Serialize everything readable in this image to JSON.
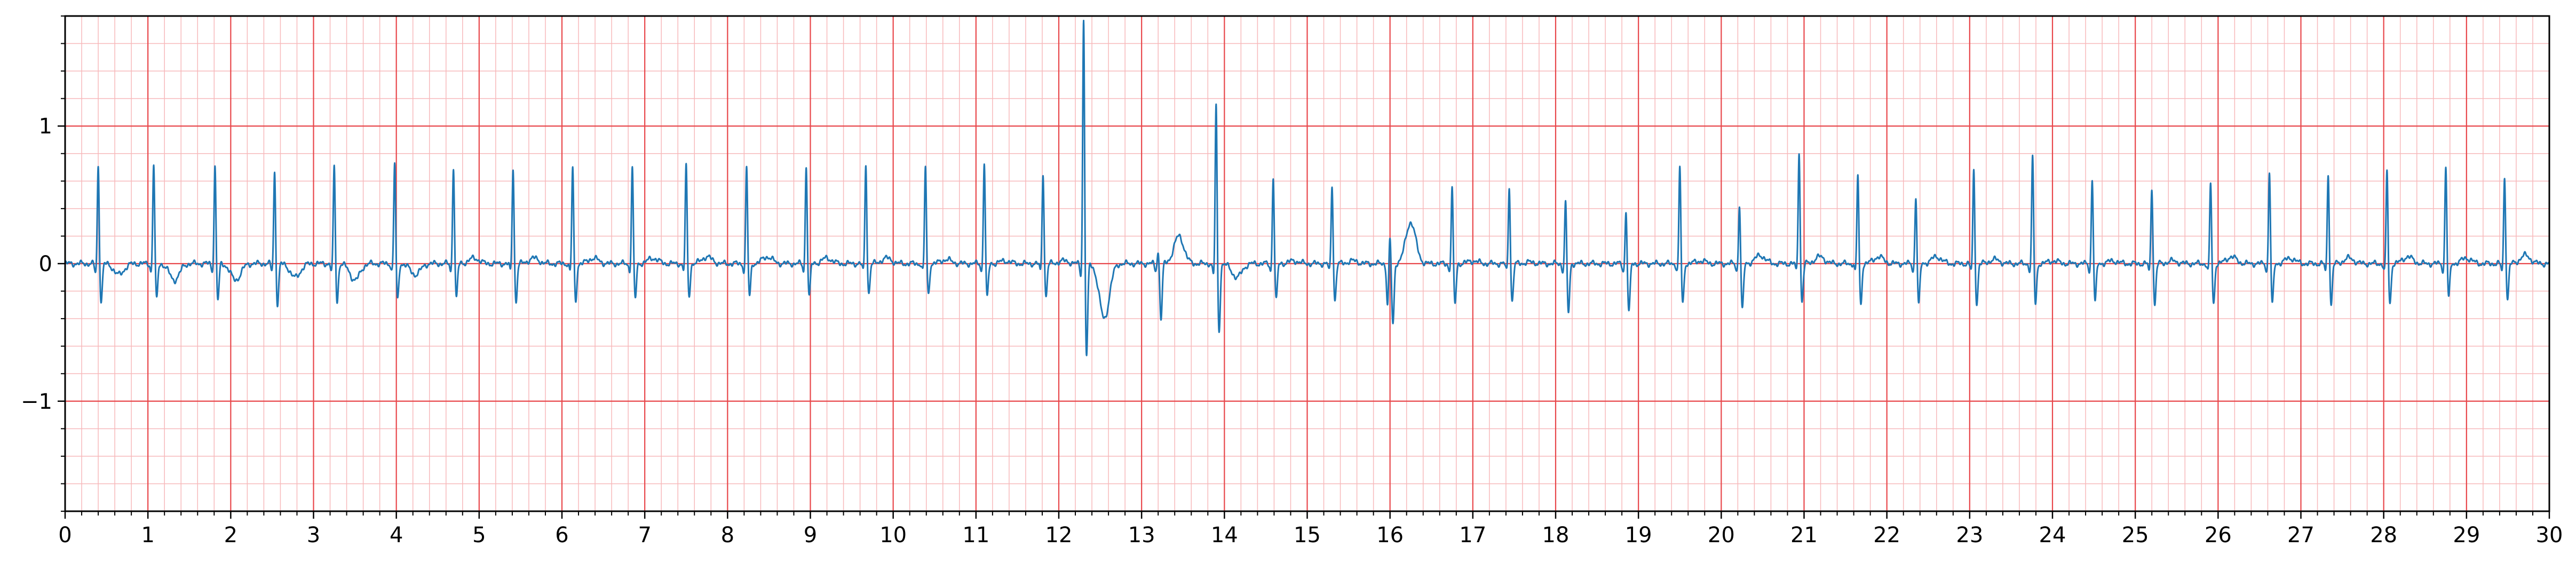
{
  "chart_data": {
    "type": "line",
    "title": "",
    "xlabel": "",
    "ylabel": "",
    "xlim": [
      0,
      30
    ],
    "ylim": [
      -1.8,
      1.8
    ],
    "grid": {
      "major": true,
      "minor": true,
      "major_x_step": 1,
      "major_y_step": 1,
      "minor_step": 0.2
    },
    "x_ticks": [
      "0",
      "1",
      "2",
      "3",
      "4",
      "5",
      "6",
      "7",
      "8",
      "9",
      "10",
      "11",
      "12",
      "13",
      "14",
      "15",
      "16",
      "17",
      "18",
      "19",
      "20",
      "21",
      "22",
      "23",
      "24",
      "25",
      "26",
      "27",
      "28",
      "29",
      "30"
    ],
    "x_tick_values": [
      0,
      1,
      2,
      3,
      4,
      5,
      6,
      7,
      8,
      9,
      10,
      11,
      12,
      13,
      14,
      15,
      16,
      17,
      18,
      19,
      20,
      21,
      22,
      23,
      24,
      25,
      26,
      27,
      28,
      29,
      30
    ],
    "y_ticks": [
      "−1",
      "0",
      "1"
    ],
    "y_tick_values": [
      -1,
      0,
      1
    ],
    "colors": {
      "line": "#1f77b4",
      "major_grid": "#e8474b",
      "minor_grid": "#f7b9bb",
      "axes": "#000000"
    },
    "series": [
      {
        "name": "",
        "beats": [
          {
            "t": 0.4,
            "r": 0.72,
            "q": -0.08,
            "s": -0.28,
            "tw": -0.08
          },
          {
            "t": 1.07,
            "r": 0.74,
            "q": -0.06,
            "s": -0.26,
            "tw": -0.12
          },
          {
            "t": 1.81,
            "r": 0.72,
            "q": -0.06,
            "s": -0.27,
            "tw": -0.12
          },
          {
            "t": 2.53,
            "r": 0.68,
            "q": -0.06,
            "s": -0.3,
            "tw": -0.1
          },
          {
            "t": 3.25,
            "r": 0.72,
            "q": -0.06,
            "s": -0.28,
            "tw": -0.12
          },
          {
            "t": 3.98,
            "r": 0.74,
            "q": -0.06,
            "s": -0.27,
            "tw": -0.08
          },
          {
            "t": 4.69,
            "r": 0.72,
            "q": -0.06,
            "s": -0.25,
            "tw": 0.04
          },
          {
            "t": 5.41,
            "r": 0.71,
            "q": -0.06,
            "s": -0.28,
            "tw": 0.04
          },
          {
            "t": 6.13,
            "r": 0.71,
            "q": -0.06,
            "s": -0.28,
            "tw": 0.04
          },
          {
            "t": 6.85,
            "r": 0.71,
            "q": -0.06,
            "s": -0.26,
            "tw": 0.04
          },
          {
            "t": 7.5,
            "r": 0.72,
            "q": -0.06,
            "s": -0.24,
            "tw": 0.05
          },
          {
            "t": 8.23,
            "r": 0.71,
            "q": -0.06,
            "s": -0.24,
            "tw": 0.05
          },
          {
            "t": 8.95,
            "r": 0.72,
            "q": -0.06,
            "s": -0.24,
            "tw": 0.04
          },
          {
            "t": 9.67,
            "r": 0.73,
            "q": -0.06,
            "s": -0.22,
            "tw": 0.04
          },
          {
            "t": 10.39,
            "r": 0.71,
            "q": -0.06,
            "s": -0.23,
            "tw": 0.03
          },
          {
            "t": 11.1,
            "r": 0.75,
            "q": -0.06,
            "s": -0.25,
            "tw": 0.02
          },
          {
            "t": 11.81,
            "r": 0.67,
            "q": -0.06,
            "s": -0.24,
            "tw": 0.02
          },
          {
            "t": 12.3,
            "r": 1.8,
            "q": -0.1,
            "s": -0.68,
            "tw": -0.4
          },
          {
            "t": 13.2,
            "r": 0.1,
            "q": -0.05,
            "s": -0.4,
            "tw": 0.2
          },
          {
            "t": 13.9,
            "r": 1.17,
            "q": -0.1,
            "s": -0.5,
            "tw": -0.1
          },
          {
            "t": 14.59,
            "r": 0.64,
            "q": -0.06,
            "s": -0.27,
            "tw": 0.02
          },
          {
            "t": 15.3,
            "r": 0.58,
            "q": -0.06,
            "s": -0.27,
            "tw": 0.02
          },
          {
            "t": 16.0,
            "r": 0.2,
            "q": -0.3,
            "s": -0.45,
            "tw": 0.3
          },
          {
            "t": 16.75,
            "r": 0.56,
            "q": -0.06,
            "s": -0.3,
            "tw": 0.02
          },
          {
            "t": 17.44,
            "r": 0.57,
            "q": -0.06,
            "s": -0.28,
            "tw": 0.01
          },
          {
            "t": 18.12,
            "r": 0.46,
            "q": -0.06,
            "s": -0.36,
            "tw": 0.0
          },
          {
            "t": 18.85,
            "r": 0.39,
            "q": -0.06,
            "s": -0.36,
            "tw": 0.0
          },
          {
            "t": 19.5,
            "r": 0.71,
            "q": -0.06,
            "s": -0.3,
            "tw": 0.02
          },
          {
            "t": 20.22,
            "r": 0.44,
            "q": -0.06,
            "s": -0.34,
            "tw": 0.06
          },
          {
            "t": 20.94,
            "r": 0.83,
            "q": -0.06,
            "s": -0.28,
            "tw": 0.05
          },
          {
            "t": 21.65,
            "r": 0.66,
            "q": -0.06,
            "s": -0.3,
            "tw": 0.05
          },
          {
            "t": 22.35,
            "r": 0.5,
            "q": -0.06,
            "s": -0.3,
            "tw": 0.05
          },
          {
            "t": 23.05,
            "r": 0.69,
            "q": -0.06,
            "s": -0.3,
            "tw": 0.03
          },
          {
            "t": 23.76,
            "r": 0.79,
            "q": -0.06,
            "s": -0.3,
            "tw": 0.02
          },
          {
            "t": 24.48,
            "r": 0.63,
            "q": -0.06,
            "s": -0.28,
            "tw": 0.02
          },
          {
            "t": 25.2,
            "r": 0.57,
            "q": -0.06,
            "s": -0.3,
            "tw": 0.02
          },
          {
            "t": 25.91,
            "r": 0.59,
            "q": -0.06,
            "s": -0.3,
            "tw": 0.05
          },
          {
            "t": 26.62,
            "r": 0.68,
            "q": -0.06,
            "s": -0.3,
            "tw": 0.04
          },
          {
            "t": 27.33,
            "r": 0.67,
            "q": -0.06,
            "s": -0.3,
            "tw": 0.04
          },
          {
            "t": 28.04,
            "r": 0.68,
            "q": -0.06,
            "s": -0.3,
            "tw": 0.05
          },
          {
            "t": 28.75,
            "r": 0.72,
            "q": -0.06,
            "s": -0.25,
            "tw": 0.04
          },
          {
            "t": 29.46,
            "r": 0.64,
            "q": -0.06,
            "s": -0.26,
            "tw": 0.06
          }
        ]
      }
    ]
  }
}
══════════
Goal ::
Transcribe the whole listing, character for character, but not its images.

Solution for this exercise ::
Serialize everything readable in this image to JSON.
{
  "chart_data": {
    "type": "line",
    "title": "",
    "xlabel": "",
    "ylabel": "",
    "xlim": [
      0,
      30
    ],
    "ylim": [
      -1.8,
      1.8
    ],
    "grid": {
      "major": true,
      "minor": true,
      "major_x_step": 1,
      "major_y_step": 1,
      "minor_step": 0.2
    },
    "x_ticks": [
      "0",
      "1",
      "2",
      "3",
      "4",
      "5",
      "6",
      "7",
      "8",
      "9",
      "10",
      "11",
      "12",
      "13",
      "14",
      "15",
      "16",
      "17",
      "18",
      "19",
      "20",
      "21",
      "22",
      "23",
      "24",
      "25",
      "26",
      "27",
      "28",
      "29",
      "30"
    ],
    "x_tick_values": [
      0,
      1,
      2,
      3,
      4,
      5,
      6,
      7,
      8,
      9,
      10,
      11,
      12,
      13,
      14,
      15,
      16,
      17,
      18,
      19,
      20,
      21,
      22,
      23,
      24,
      25,
      26,
      27,
      28,
      29,
      30
    ],
    "y_ticks": [
      "−1",
      "0",
      "1"
    ],
    "y_tick_values": [
      -1,
      0,
      1
    ],
    "colors": {
      "line": "#1f77b4",
      "major_grid": "#e8474b",
      "minor_grid": "#f7b9bb",
      "axes": "#000000"
    },
    "series": [
      {
        "name": "",
        "beats": [
          {
            "t": 0.4,
            "r": 0.72,
            "q": -0.08,
            "s": -0.28,
            "tw": -0.08
          },
          {
            "t": 1.07,
            "r": 0.74,
            "q": -0.06,
            "s": -0.26,
            "tw": -0.12
          },
          {
            "t": 1.81,
            "r": 0.72,
            "q": -0.06,
            "s": -0.27,
            "tw": -0.12
          },
          {
            "t": 2.53,
            "r": 0.68,
            "q": -0.06,
            "s": -0.3,
            "tw": -0.1
          },
          {
            "t": 3.25,
            "r": 0.72,
            "q": -0.06,
            "s": -0.28,
            "tw": -0.12
          },
          {
            "t": 3.98,
            "r": 0.74,
            "q": -0.06,
            "s": -0.27,
            "tw": -0.08
          },
          {
            "t": 4.69,
            "r": 0.72,
            "q": -0.06,
            "s": -0.25,
            "tw": 0.04
          },
          {
            "t": 5.41,
            "r": 0.71,
            "q": -0.06,
            "s": -0.28,
            "tw": 0.04
          },
          {
            "t": 6.13,
            "r": 0.71,
            "q": -0.06,
            "s": -0.28,
            "tw": 0.04
          },
          {
            "t": 6.85,
            "r": 0.71,
            "q": -0.06,
            "s": -0.26,
            "tw": 0.04
          },
          {
            "t": 7.5,
            "r": 0.72,
            "q": -0.06,
            "s": -0.24,
            "tw": 0.05
          },
          {
            "t": 8.23,
            "r": 0.71,
            "q": -0.06,
            "s": -0.24,
            "tw": 0.05
          },
          {
            "t": 8.95,
            "r": 0.72,
            "q": -0.06,
            "s": -0.24,
            "tw": 0.04
          },
          {
            "t": 9.67,
            "r": 0.73,
            "q": -0.06,
            "s": -0.22,
            "tw": 0.04
          },
          {
            "t": 10.39,
            "r": 0.71,
            "q": -0.06,
            "s": -0.23,
            "tw": 0.03
          },
          {
            "t": 11.1,
            "r": 0.75,
            "q": -0.06,
            "s": -0.25,
            "tw": 0.02
          },
          {
            "t": 11.81,
            "r": 0.67,
            "q": -0.06,
            "s": -0.24,
            "tw": 0.02
          },
          {
            "t": 12.3,
            "r": 1.8,
            "q": -0.1,
            "s": -0.68,
            "tw": -0.4
          },
          {
            "t": 13.2,
            "r": 0.1,
            "q": -0.05,
            "s": -0.4,
            "tw": 0.2
          },
          {
            "t": 13.9,
            "r": 1.17,
            "q": -0.1,
            "s": -0.5,
            "tw": -0.1
          },
          {
            "t": 14.59,
            "r": 0.64,
            "q": -0.06,
            "s": -0.27,
            "tw": 0.02
          },
          {
            "t": 15.3,
            "r": 0.58,
            "q": -0.06,
            "s": -0.27,
            "tw": 0.02
          },
          {
            "t": 16.0,
            "r": 0.2,
            "q": -0.3,
            "s": -0.45,
            "tw": 0.3
          },
          {
            "t": 16.75,
            "r": 0.56,
            "q": -0.06,
            "s": -0.3,
            "tw": 0.02
          },
          {
            "t": 17.44,
            "r": 0.57,
            "q": -0.06,
            "s": -0.28,
            "tw": 0.01
          },
          {
            "t": 18.12,
            "r": 0.46,
            "q": -0.06,
            "s": -0.36,
            "tw": 0.0
          },
          {
            "t": 18.85,
            "r": 0.39,
            "q": -0.06,
            "s": -0.36,
            "tw": 0.0
          },
          {
            "t": 19.5,
            "r": 0.71,
            "q": -0.06,
            "s": -0.3,
            "tw": 0.02
          },
          {
            "t": 20.22,
            "r": 0.44,
            "q": -0.06,
            "s": -0.34,
            "tw": 0.06
          },
          {
            "t": 20.94,
            "r": 0.83,
            "q": -0.06,
            "s": -0.28,
            "tw": 0.05
          },
          {
            "t": 21.65,
            "r": 0.66,
            "q": -0.06,
            "s": -0.3,
            "tw": 0.05
          },
          {
            "t": 22.35,
            "r": 0.5,
            "q": -0.06,
            "s": -0.3,
            "tw": 0.05
          },
          {
            "t": 23.05,
            "r": 0.69,
            "q": -0.06,
            "s": -0.3,
            "tw": 0.03
          },
          {
            "t": 23.76,
            "r": 0.79,
            "q": -0.06,
            "s": -0.3,
            "tw": 0.02
          },
          {
            "t": 24.48,
            "r": 0.63,
            "q": -0.06,
            "s": -0.28,
            "tw": 0.02
          },
          {
            "t": 25.2,
            "r": 0.57,
            "q": -0.06,
            "s": -0.3,
            "tw": 0.02
          },
          {
            "t": 25.91,
            "r": 0.59,
            "q": -0.06,
            "s": -0.3,
            "tw": 0.05
          },
          {
            "t": 26.62,
            "r": 0.68,
            "q": -0.06,
            "s": -0.3,
            "tw": 0.04
          },
          {
            "t": 27.33,
            "r": 0.67,
            "q": -0.06,
            "s": -0.3,
            "tw": 0.04
          },
          {
            "t": 28.04,
            "r": 0.68,
            "q": -0.06,
            "s": -0.3,
            "tw": 0.05
          },
          {
            "t": 28.75,
            "r": 0.72,
            "q": -0.06,
            "s": -0.25,
            "tw": 0.04
          },
          {
            "t": 29.46,
            "r": 0.64,
            "q": -0.06,
            "s": -0.26,
            "tw": 0.06
          }
        ]
      }
    ]
  }
}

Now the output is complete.